▶ [What to work on]:
Leave out the images and repeat the listing below without a single change.

Dataset records:
_ _ _ _ _ _ _
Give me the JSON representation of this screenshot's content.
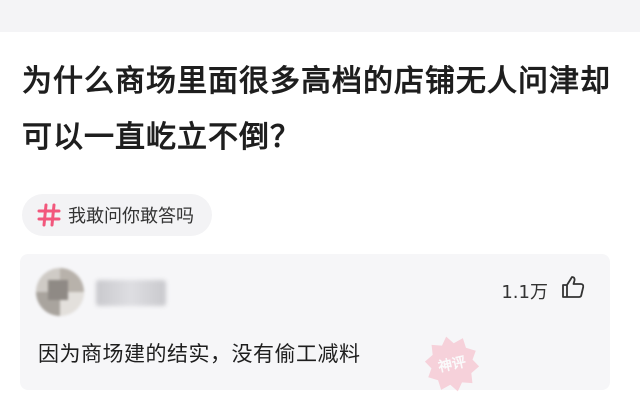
{
  "question": {
    "title": "为什么商场里面很多高档的店铺无人问津却可以一直屹立不倒？"
  },
  "topic": {
    "icon": "hash-icon",
    "label": "我敢问你敢答吗",
    "accent_color": "#f2577c"
  },
  "answer": {
    "like_count": "1.1万",
    "like_icon": "thumbs-up-icon",
    "text": "因为商场建的结实，没有偷工减料",
    "watermark": "神评"
  }
}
_ _ _ _ _ _ _
▶ [Answer below]:
Give me the JSON representation of this screenshot's content.
{
  "question": {
    "title": "为什么商场里面很多高档的店铺无人问津却可以一直屹立不倒？"
  },
  "topic": {
    "icon": "hash-icon",
    "label": "我敢问你敢答吗",
    "accent_color": "#f2577c"
  },
  "answer": {
    "like_count": "1.1万",
    "like_icon": "thumbs-up-icon",
    "text": "因为商场建的结实，没有偷工减料",
    "watermark": "神评"
  }
}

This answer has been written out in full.